*Task statement*.
Below are some records; retype all of them exactly.

*Listing*.
==================================================

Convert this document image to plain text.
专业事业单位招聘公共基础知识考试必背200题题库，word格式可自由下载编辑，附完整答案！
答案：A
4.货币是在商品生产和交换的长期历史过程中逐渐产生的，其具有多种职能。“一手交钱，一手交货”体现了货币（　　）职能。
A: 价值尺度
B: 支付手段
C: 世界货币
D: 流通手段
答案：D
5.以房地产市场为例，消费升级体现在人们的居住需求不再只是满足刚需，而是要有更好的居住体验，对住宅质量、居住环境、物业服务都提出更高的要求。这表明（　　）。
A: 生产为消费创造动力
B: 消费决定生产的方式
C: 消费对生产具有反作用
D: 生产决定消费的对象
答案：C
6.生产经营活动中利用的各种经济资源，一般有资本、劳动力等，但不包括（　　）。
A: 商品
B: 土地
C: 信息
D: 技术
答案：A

==================================================

*Solution below*.
Convert this document image to plain text.
专业事业单位招聘公共基础知识考试必背200题题库，word格式可自由下载编辑，附完整答案！
答案：A
4.货币是在商品生产和交换的长期历史过程中逐渐产生的，其具有多种职能。“一手交钱，一手交货”体现了货币（　　）职能。
A: 价值尺度
B: 支付手段
C: 世界货币
D: 流通手段
答案：D
5.以房地产市场为例，消费升级体现在人们的居住需求不再只是满足刚需，而是要有更好的居住体验，对住宅质量、居住环境、物业服务都提出更高的要求。这表明（　　）。
A: 生产为消费创造动力
B: 消费决定生产的方式
C: 消费对生产具有反作用
D: 生产决定消费的对象
答案：C
6.生产经营活动中利用的各种经济资源，一般有资本、劳动力等，但不包括（　　）。
A: 商品
B: 土地
C: 信息
D: 技术
答案：A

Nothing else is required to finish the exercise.